▶ **Text segment**
=-=-=-=-=

# Gander mountain filing bankruptcy



## Legend killer (Apr 20, 2011)

http://www.brainerddispatch.com/news/4215918-gander-mountain-preparing-file-bankruptcy-month

I blame tom dietz.


----------



## Dovans (Nov 15, 2011)

I Think Dick's will be following suit...Dont know how Field and Stream is doing


----------



## huntindoggie22 (Mar 28, 2008)

Dovans said:


> I Think Dick's will be following suit...Dont know how Field and Stream is doing


Field and Stream and Dicks is all the same company.


----------



## Saugeye Tom (Oct 6, 2010)

Legend killer said:


> http://www.brainerddispatch.com/news/4215918-gander-mountain-preparing-file-bankruptcy-month
> 
> I blame tom dietz.


IT WAS NOT TOM!!!!!! Hes a great guy went back north loves them skies!!!


----------



## Byg (Jun 6, 2006)

was he the manager in Huber?


----------



## beaver (Sep 28, 2010)

I've never been impressed with gander. I hate to see a company go down though.


----------



## Weekender#1 (Mar 25, 2006)

I called on Holiday Stores, a convenience store chain (290 stores) based downtown Minneapolis. They had a fine building in the heart of it all. The first time calling on the chain I was surprised to see they also owned the chain Gander Mountain. No Holiday stores around here the closest would be Gaylord, MI. But is that chain going down also.


----------



## supercanoe (Jun 12, 2006)

I am not surprised. Their prices are high and in my experience the customer service is lacking. The inventory is very hit and miss. Buying a gun from them has always been an interesting experience for me. I gave up on them several years ago.


----------



## bobk (Apr 30, 2004)

Sad to see this. I have been to the Reynoldsburg store several times and always had very good service. These people have jobs and hopefully they won't lose them in the future.


----------



## beaver (Sep 28, 2010)

I've never had a good experience with gander, but I hate to see any company go under. When a company goes down, that is revenue for the municipalities and jobs for Americans going down as well.


----------



## rockytop (Mar 19, 2008)

get all my stuff at Marks bait on rt 14,if he dont have it he will get it. i can wait.


----------



## RiparianRanger (Nov 18, 2015)

`


----------



## Dovans (Nov 15, 2011)

huntindoggie22 said:


> Field and Stream and Dicks is all the same company.


I meant I dont know how Field and Stream is doing in regards to supporting Dicks. My fault sorry..


----------



## Snakecharmer (Apr 9, 2008)

=-=-=-=-=

▶ **Stored data**
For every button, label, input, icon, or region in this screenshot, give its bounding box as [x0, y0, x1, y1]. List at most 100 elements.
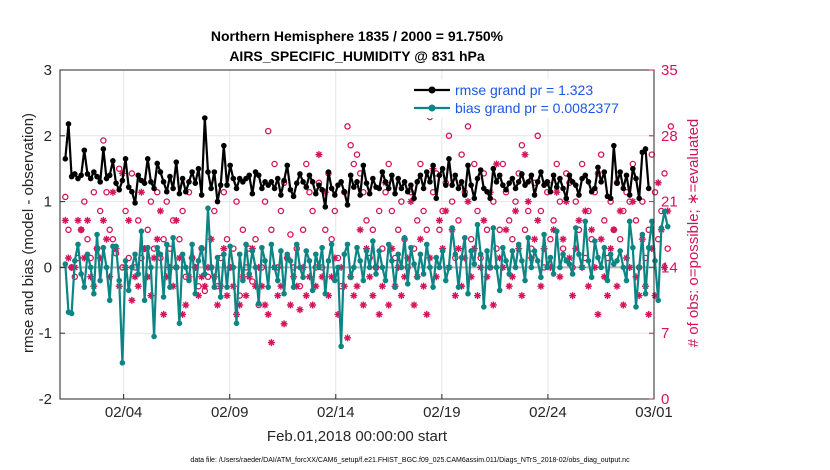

=-=-=-=-=

▶ **To do**
[A] In the Gander Mountain bankruptcy thread, why does beaver say he hates to see any company go under even though his own visits to Gander were never good?
[B] Write the next part of the Gander Mountain bankruptcy thread, beginning after its final heading.

▶ **Final answers**
[A] Beaver says that when a company goes down, the revenue it brings to the local governments goes down too, and so do the jobs it gives Americans.

[B]
Probably why I get a 15% off offer or $20 off $100 offer every week from them.


----------



## SMBHooker (Jan 3, 2008)

I would be surprised to hear if Dicks is struggling....They have a separate sporting goods revenue stream outside of hunting and fishing that covers all seasons and most sports for youth on up. Gander simply has a failed market strategy. Being an avid outdoorsman they rarely even come to mind when making any outdoor purchase big or small. They've made themselves irrelevant.


----------



## OSUdaddy (Oct 18, 2010)

I picked up a bunch of lures and some fishing shirts (shirts were for my SIL) for 60-70% off their retail.

Although the store was close to me I will not miss it due to their prices prior to the selloff.

In 10 years all that we may have left in brick and mortar retail is Walmart.


----------



## Saugeye Tom (Oct 6, 2010)

Byg said:


> was he the manager in Huber?


Tes he was went home 3 yrs ago give or take


----------



## buckeyebowman (Feb 24, 2012)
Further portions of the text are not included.